### YOUR GOAL
Where a line contains the word "title", copy that line in full.

### DATA SUPPLIED

▼

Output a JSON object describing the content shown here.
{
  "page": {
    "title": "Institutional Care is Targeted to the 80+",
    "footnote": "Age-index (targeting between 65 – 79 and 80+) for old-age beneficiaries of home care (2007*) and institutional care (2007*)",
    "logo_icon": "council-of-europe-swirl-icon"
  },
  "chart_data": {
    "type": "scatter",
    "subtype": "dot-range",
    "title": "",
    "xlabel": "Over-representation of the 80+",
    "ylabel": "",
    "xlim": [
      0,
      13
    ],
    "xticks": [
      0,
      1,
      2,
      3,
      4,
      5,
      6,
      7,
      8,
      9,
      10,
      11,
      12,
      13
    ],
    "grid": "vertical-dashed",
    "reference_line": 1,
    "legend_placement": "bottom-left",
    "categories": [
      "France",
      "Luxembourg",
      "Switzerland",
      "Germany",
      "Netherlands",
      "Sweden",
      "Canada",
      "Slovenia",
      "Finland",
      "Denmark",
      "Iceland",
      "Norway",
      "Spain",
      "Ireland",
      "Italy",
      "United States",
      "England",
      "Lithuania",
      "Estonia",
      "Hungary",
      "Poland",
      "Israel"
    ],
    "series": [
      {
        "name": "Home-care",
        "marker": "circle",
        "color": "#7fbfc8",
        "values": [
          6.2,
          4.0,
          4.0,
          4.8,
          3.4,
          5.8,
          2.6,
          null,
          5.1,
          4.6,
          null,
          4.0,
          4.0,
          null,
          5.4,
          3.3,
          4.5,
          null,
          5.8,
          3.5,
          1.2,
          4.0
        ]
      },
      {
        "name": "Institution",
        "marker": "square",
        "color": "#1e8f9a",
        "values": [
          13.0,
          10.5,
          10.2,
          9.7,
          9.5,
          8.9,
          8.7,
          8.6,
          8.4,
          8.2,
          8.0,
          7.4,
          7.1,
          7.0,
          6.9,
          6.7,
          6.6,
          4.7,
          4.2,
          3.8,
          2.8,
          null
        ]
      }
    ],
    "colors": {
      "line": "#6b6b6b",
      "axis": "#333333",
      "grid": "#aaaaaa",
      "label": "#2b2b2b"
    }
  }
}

▲

### OUTPUT BELOW
    "title": "Institutional Care is Targeted to the 80+",
    "title": "",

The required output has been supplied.